◆ Objectif ◆
Reproduisez telles quelles toutes les lignes de chacune des entrées ci-dessous.
"""
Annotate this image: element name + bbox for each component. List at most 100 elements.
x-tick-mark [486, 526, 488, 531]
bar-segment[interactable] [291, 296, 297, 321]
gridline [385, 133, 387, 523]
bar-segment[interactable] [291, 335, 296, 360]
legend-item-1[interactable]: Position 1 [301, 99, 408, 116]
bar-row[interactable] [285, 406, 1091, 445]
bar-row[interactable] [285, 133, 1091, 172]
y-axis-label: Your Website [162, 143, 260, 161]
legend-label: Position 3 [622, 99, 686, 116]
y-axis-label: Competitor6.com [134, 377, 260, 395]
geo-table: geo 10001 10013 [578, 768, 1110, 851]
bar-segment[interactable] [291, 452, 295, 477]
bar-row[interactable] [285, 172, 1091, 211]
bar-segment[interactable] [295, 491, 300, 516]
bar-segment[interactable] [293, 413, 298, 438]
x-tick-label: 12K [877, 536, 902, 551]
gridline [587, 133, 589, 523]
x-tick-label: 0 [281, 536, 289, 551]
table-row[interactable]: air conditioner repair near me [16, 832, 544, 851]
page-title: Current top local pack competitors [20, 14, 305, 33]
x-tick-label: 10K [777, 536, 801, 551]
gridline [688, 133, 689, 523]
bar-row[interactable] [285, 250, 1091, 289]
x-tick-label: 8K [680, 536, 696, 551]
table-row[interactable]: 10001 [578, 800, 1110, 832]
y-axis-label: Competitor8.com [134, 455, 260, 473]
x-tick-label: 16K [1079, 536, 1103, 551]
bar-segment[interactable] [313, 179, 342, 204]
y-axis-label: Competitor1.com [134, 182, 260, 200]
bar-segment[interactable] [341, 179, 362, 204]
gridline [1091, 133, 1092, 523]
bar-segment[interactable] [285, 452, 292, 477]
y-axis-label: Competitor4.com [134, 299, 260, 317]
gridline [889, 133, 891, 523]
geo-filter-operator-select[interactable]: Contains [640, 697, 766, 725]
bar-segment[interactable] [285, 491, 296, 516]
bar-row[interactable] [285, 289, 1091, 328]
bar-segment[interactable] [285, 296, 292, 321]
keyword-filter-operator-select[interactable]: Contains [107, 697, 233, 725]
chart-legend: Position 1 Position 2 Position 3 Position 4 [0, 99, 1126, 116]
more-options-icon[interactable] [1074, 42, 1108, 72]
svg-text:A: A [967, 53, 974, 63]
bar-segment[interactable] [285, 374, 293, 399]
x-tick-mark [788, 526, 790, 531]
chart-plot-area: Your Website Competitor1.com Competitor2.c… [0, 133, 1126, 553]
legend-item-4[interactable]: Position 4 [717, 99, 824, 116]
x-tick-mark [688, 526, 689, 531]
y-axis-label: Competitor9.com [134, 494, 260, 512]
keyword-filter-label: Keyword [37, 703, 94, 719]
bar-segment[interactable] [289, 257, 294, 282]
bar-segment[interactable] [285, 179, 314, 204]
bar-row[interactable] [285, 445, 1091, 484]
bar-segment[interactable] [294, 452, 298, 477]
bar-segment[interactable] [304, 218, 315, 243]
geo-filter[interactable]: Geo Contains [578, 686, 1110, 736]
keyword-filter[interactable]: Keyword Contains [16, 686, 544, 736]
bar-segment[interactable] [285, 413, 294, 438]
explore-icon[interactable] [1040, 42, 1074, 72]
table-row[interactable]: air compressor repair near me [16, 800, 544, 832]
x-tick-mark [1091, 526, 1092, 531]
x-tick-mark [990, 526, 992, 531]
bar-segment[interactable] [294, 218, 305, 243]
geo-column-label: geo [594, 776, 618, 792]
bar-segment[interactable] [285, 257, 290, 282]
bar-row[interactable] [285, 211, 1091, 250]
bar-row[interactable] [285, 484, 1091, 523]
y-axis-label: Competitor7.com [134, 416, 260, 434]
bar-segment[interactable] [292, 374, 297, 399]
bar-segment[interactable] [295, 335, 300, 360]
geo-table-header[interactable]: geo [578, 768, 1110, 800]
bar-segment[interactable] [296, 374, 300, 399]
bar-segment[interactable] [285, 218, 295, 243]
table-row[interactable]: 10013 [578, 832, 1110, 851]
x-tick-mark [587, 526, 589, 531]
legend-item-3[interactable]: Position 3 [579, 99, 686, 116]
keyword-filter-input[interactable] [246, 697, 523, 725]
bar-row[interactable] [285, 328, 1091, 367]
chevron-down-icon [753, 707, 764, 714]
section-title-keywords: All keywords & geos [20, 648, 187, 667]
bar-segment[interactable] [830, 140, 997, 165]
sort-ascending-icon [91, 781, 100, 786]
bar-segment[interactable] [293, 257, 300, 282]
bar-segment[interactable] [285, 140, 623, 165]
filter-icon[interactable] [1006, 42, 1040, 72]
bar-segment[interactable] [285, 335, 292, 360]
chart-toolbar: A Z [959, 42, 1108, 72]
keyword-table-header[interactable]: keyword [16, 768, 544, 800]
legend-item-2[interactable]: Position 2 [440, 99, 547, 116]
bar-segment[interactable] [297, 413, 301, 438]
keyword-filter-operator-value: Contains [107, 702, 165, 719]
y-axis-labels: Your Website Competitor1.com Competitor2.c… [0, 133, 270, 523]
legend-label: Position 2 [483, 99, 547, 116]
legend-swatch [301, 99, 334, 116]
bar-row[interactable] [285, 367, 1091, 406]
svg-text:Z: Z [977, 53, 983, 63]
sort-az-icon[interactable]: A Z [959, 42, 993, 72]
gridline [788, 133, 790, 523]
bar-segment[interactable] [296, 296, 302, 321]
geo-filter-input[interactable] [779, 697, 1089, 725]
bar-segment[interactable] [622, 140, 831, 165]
"""
◆ Corrigé ◆
Annotate this image: element name + bbox for each component. List at most 100 elements.
x-tick-mark [486, 526, 488, 531]
bar-segment[interactable] [291, 296, 297, 321]
gridline [385, 133, 387, 523]
bar-segment[interactable] [291, 335, 296, 360]
legend-item-1[interactable]: Position 1 [301, 99, 408, 116]
bar-row[interactable] [285, 406, 1091, 445]
bar-row[interactable] [285, 133, 1091, 172]
y-axis-label: Your Website [162, 143, 260, 161]
legend-label: Position 3 [622, 99, 686, 116]
y-axis-label: Competitor6.com [134, 377, 260, 395]
geo-table: geo 10001 10013 [578, 768, 1110, 851]
bar-segment[interactable] [291, 452, 295, 477]
bar-row[interactable] [285, 172, 1091, 211]
bar-segment[interactable] [295, 491, 300, 516]
bar-segment[interactable] [293, 413, 298, 438]
x-tick-label: 12K [877, 536, 902, 551]
gridline [587, 133, 589, 523]
x-tick-label: 0 [281, 536, 289, 551]
table-row[interactable]: air conditioner repair near me [16, 832, 544, 851]
page-title: Current top local pack competitors [20, 14, 305, 33]
x-tick-label: 10K [777, 536, 801, 551]
gridline [688, 133, 689, 523]
bar-row[interactable] [285, 250, 1091, 289]
x-tick-label: 8K [680, 536, 696, 551]
table-row[interactable]: 10001 [578, 800, 1110, 832]
y-axis-label: Competitor8.com [134, 455, 260, 473]
x-tick-label: 16K [1079, 536, 1103, 551]
bar-segment[interactable] [313, 179, 342, 204]
y-axis-label: Competitor1.com [134, 182, 260, 200]
bar-segment[interactable] [341, 179, 362, 204]
gridline [1091, 133, 1092, 523]
bar-segment[interactable] [285, 452, 292, 477]
y-axis-label: Competitor4.com [134, 299, 260, 317]
gridline [889, 133, 891, 523]
geo-filter-operator-select[interactable]: Contains [640, 697, 766, 725]
bar-segment[interactable] [285, 491, 296, 516]
bar-row[interactable] [285, 289, 1091, 328]
bar-segment[interactable] [285, 296, 292, 321]
keyword-filter-operator-select[interactable]: Contains [107, 697, 233, 725]
chart-legend: Position 1 Position 2 Position 3 Position 4 [0, 99, 1126, 116]
more-options-icon[interactable] [1074, 42, 1108, 72]
svg-text:A: A [967, 53, 974, 63]
bar-segment[interactable] [285, 374, 293, 399]
x-tick-mark [788, 526, 790, 531]
chart-plot-area: Your Website Competitor1.com Competitor2.c… [0, 133, 1126, 553]
legend-item-4[interactable]: Position 4 [717, 99, 824, 116]
x-tick-mark [688, 526, 689, 531]
y-axis-label: Competitor9.com [134, 494, 260, 512]
keyword-filter-label: Keyword [37, 703, 94, 719]
bar-segment[interactable] [289, 257, 294, 282]
bar-segment[interactable] [285, 179, 314, 204]
bar-row[interactable] [285, 445, 1091, 484]
bar-segment[interactable] [294, 452, 298, 477]
bar-segment[interactable] [304, 218, 315, 243]
geo-filter[interactable]: Geo Contains [578, 686, 1110, 736]
keyword-filter[interactable]: Keyword Contains [16, 686, 544, 736]
bar-segment[interactable] [285, 413, 294, 438]
explore-icon[interactable] [1040, 42, 1074, 72]
table-row[interactable]: air compressor repair near me [16, 800, 544, 832]
x-tick-mark [1091, 526, 1092, 531]
x-tick-mark [990, 526, 992, 531]
bar-segment[interactable] [294, 218, 305, 243]
geo-column-label: geo [594, 776, 618, 792]
bar-segment[interactable] [285, 257, 290, 282]
bar-row[interactable] [285, 211, 1091, 250]
bar-row[interactable] [285, 484, 1091, 523]
y-axis-label: Competitor7.com [134, 416, 260, 434]
bar-segment[interactable] [292, 374, 297, 399]
bar-segment[interactable] [295, 335, 300, 360]
geo-table-header[interactable]: geo [578, 768, 1110, 800]
bar-segment[interactable] [296, 374, 300, 399]
bar-segment[interactable] [285, 218, 295, 243]
table-row[interactable]: 10013 [578, 832, 1110, 851]
x-tick-mark [587, 526, 589, 531]
legend-item-3[interactable]: Position 3 [579, 99, 686, 116]
keyword-filter-input[interactable] [246, 697, 523, 725]
bar-row[interactable] [285, 328, 1091, 367]
chevron-down-icon [753, 707, 764, 714]
section-title-keywords: All keywords & geos [20, 648, 187, 667]
bar-segment[interactable] [830, 140, 997, 165]
sort-ascending-icon [91, 781, 100, 786]
bar-segment[interactable] [293, 257, 300, 282]
bar-segment[interactable] [285, 140, 623, 165]
filter-icon[interactable] [1006, 42, 1040, 72]
bar-segment[interactable] [285, 335, 292, 360]
chart-toolbar: A Z [959, 42, 1108, 72]
keyword-table-header[interactable]: keyword [16, 768, 544, 800]
legend-item-2[interactable]: Position 2 [440, 99, 547, 116]
bar-segment[interactable] [297, 413, 301, 438]
keyword-filter-operator-value: Contains [107, 702, 165, 719]
y-axis-labels: Your Website Competitor1.com Competitor2.c… [0, 133, 270, 523]
legend-label: Position 2 [483, 99, 547, 116]
legend-swatch [301, 99, 334, 116]
bar-row[interactable] [285, 367, 1091, 406]
svg-text:Z: Z [977, 53, 983, 63]
sort-az-icon[interactable]: A Z [959, 42, 993, 72]
gridline [788, 133, 790, 523]
bar-segment[interactable] [296, 296, 302, 321]
geo-filter-input[interactable] [779, 697, 1089, 725]
bar-segment[interactable] [622, 140, 831, 165]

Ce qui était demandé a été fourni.